Take every line from the listing below that includes "含山店梦觉作" and copy it.
** begin Input rows **
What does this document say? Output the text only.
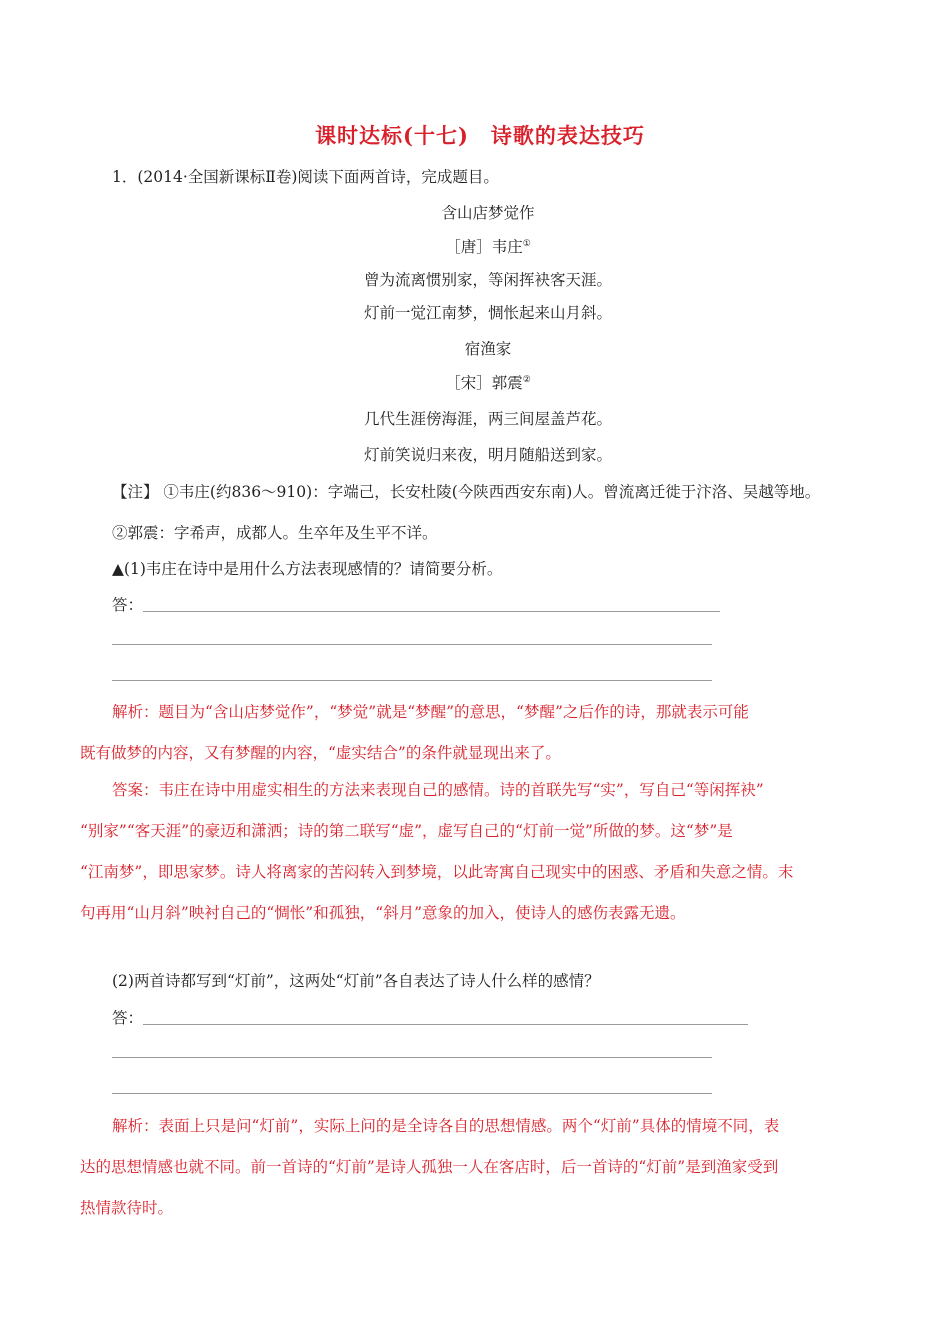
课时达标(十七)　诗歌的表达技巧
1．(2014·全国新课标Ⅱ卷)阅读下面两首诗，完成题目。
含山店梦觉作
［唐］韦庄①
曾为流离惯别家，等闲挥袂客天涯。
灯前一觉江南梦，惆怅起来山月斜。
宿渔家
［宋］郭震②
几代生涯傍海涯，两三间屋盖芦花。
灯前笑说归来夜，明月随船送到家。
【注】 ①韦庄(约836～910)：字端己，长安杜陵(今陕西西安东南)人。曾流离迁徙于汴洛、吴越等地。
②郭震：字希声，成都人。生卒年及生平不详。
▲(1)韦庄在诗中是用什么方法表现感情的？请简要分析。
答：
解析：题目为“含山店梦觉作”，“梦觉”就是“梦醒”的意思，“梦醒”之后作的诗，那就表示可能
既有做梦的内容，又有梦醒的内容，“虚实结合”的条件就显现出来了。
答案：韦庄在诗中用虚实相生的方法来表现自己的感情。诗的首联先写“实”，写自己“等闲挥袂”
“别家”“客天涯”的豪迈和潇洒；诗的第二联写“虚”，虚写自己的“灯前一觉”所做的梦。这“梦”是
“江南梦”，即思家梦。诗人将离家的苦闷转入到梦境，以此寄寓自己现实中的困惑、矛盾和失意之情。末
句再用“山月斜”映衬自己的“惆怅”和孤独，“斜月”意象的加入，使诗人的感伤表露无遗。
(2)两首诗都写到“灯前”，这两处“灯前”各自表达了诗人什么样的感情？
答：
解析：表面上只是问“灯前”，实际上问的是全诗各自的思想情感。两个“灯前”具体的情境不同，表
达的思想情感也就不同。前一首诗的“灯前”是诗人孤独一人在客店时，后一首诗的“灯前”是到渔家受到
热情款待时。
** end Input rows **
** begin Input rows **
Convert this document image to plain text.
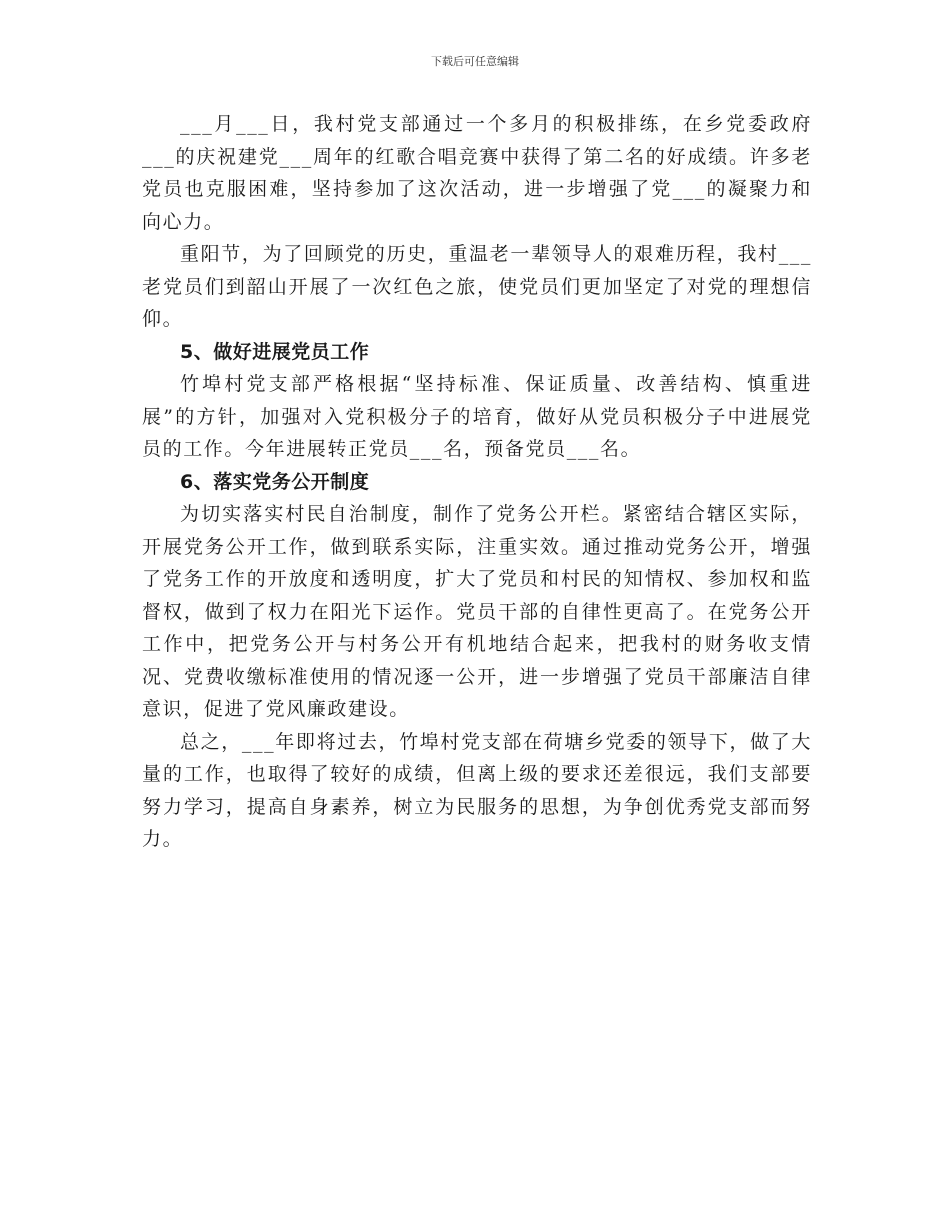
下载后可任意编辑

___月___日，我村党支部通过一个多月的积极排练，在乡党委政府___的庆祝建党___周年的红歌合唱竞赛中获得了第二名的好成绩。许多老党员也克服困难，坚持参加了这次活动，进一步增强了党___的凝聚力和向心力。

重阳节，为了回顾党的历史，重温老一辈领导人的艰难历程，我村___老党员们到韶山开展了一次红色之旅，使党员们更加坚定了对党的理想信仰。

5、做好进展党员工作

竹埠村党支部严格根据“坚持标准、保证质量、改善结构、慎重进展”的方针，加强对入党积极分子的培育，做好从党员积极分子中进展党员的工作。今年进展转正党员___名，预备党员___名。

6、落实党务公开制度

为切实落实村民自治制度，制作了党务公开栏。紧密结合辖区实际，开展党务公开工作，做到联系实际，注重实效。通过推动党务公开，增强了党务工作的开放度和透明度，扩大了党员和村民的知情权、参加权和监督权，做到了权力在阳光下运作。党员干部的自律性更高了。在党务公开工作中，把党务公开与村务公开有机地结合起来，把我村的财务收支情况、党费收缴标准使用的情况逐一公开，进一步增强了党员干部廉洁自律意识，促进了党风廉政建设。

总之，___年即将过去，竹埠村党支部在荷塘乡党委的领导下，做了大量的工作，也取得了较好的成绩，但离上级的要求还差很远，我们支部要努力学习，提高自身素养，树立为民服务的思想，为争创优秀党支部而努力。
** end Input rows **
◆ **Written solution**:
含山店梦觉作
解析：题目为“含山店梦觉作”，“梦觉”就是“梦醒”的意思，“梦醒”之后作的诗，那就表示可能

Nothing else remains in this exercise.